Your instructions: Reproduce all the entries exactly.

--- Start of Dataset records ---

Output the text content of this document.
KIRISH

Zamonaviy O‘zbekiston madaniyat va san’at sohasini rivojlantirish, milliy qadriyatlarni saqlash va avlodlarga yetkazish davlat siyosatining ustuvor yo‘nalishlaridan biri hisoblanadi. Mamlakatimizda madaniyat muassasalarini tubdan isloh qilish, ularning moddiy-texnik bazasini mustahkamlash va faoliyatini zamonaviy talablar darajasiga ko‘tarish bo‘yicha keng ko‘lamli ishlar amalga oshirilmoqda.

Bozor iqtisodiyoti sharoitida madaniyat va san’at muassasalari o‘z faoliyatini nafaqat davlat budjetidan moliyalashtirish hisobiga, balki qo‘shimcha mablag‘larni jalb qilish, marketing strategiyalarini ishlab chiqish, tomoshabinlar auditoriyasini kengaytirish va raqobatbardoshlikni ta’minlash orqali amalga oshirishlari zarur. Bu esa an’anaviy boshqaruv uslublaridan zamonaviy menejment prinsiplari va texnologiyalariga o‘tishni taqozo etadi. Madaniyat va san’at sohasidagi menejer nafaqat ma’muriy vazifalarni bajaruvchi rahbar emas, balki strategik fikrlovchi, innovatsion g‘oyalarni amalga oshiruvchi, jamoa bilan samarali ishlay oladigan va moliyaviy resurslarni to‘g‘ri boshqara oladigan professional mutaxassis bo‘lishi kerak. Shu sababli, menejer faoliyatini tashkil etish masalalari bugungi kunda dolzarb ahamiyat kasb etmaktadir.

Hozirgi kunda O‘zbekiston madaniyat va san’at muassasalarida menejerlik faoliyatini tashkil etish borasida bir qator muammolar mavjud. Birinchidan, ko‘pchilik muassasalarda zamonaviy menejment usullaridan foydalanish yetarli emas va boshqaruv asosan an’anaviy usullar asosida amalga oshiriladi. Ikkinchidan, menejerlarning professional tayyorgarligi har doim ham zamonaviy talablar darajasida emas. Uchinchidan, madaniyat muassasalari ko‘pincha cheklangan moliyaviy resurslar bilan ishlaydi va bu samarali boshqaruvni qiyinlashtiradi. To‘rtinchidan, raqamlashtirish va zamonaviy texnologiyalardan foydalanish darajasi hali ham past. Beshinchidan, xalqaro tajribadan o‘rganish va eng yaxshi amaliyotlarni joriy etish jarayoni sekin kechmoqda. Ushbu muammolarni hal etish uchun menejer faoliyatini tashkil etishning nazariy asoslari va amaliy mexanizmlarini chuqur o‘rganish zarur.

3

--- End of Dataset records ---

Exercise solution:
Output the text content of this document.
KIRISH

Zamonaviy O‘zbekiston madaniyat va san’at sohasini rivojlantirish, milliy qadriyatlarni saqlash va avlodlarga yetkazish davlat siyosatining ustuvor yo‘nalishlaridan biri hisoblanadi. Mamlakatimizda madaniyat muassasalarini tubdan isloh qilish, ularning moddiy-texnik bazasini mustahkamlash va faoliyatini zamonaviy talablar darajasiga ko‘tarish bo‘yicha keng ko‘lamli ishlar amalga oshirilmoqda.

Bozor iqtisodiyoti sharoitida madaniyat va san’at muassasalari o‘z faoliyatini nafaqat davlat budjetidan moliyalashtirish hisobiga, balki qo‘shimcha mablag‘larni jalb qilish, marketing strategiyalarini ishlab chiqish, tomoshabinlar auditoriyasini kengaytirish va raqobatbardoshlikni ta’minlash orqali amalga oshirishlari zarur. Bu esa an’anaviy boshqaruv uslublaridan zamonaviy menejment prinsiplari va texnologiyalariga o‘tishni taqozo etadi. Madaniyat va san’at sohasidagi menejer nafaqat ma’muriy vazifalarni bajaruvchi rahbar emas, balki strategik fikrlovchi, innovatsion g‘oyalarni amalga oshiruvchi, jamoa bilan samarali ishlay oladigan va moliyaviy resurslarni to‘g‘ri boshqara oladigan professional mutaxassis bo‘lishi kerak. Shu sababli, menejer faoliyatini tashkil etish masalalari bugungi kunda dolzarb ahamiyat kasb etmaktadir.

Hozirgi kunda O‘zbekiston madaniyat va san’at muassasalarida menejerlik faoliyatini tashkil etish borasida bir qator muammolar mavjud. Birinchidan, ko‘pchilik muassasalarda zamonaviy menejment usullaridan foydalanish yetarli emas va boshqaruv asosan an’anaviy usullar asosida amalga oshiriladi. Ikkinchidan, menejerlarning professional tayyorgarligi har doim ham zamonaviy talablar darajasida emas. Uchinchidan, madaniyat muassasalari ko‘pincha cheklangan moliyaviy resurslar bilan ishlaydi va bu samarali boshqaruvni qiyinlashtiradi. To‘rtinchidan, raqamlashtirish va zamonaviy texnologiyalardan foydalanish darajasi hali ham past. Beshinchidan, xalqaro tajribadan o‘rganish va eng yaxshi amaliyotlarni joriy etish jarayoni sekin kechmoqda. Ushbu muammolarni hal etish uchun menejer faoliyatini tashkil etishning nazariy asoslari va amaliy mexanizmlarini chuqur o‘rganish zarur.

3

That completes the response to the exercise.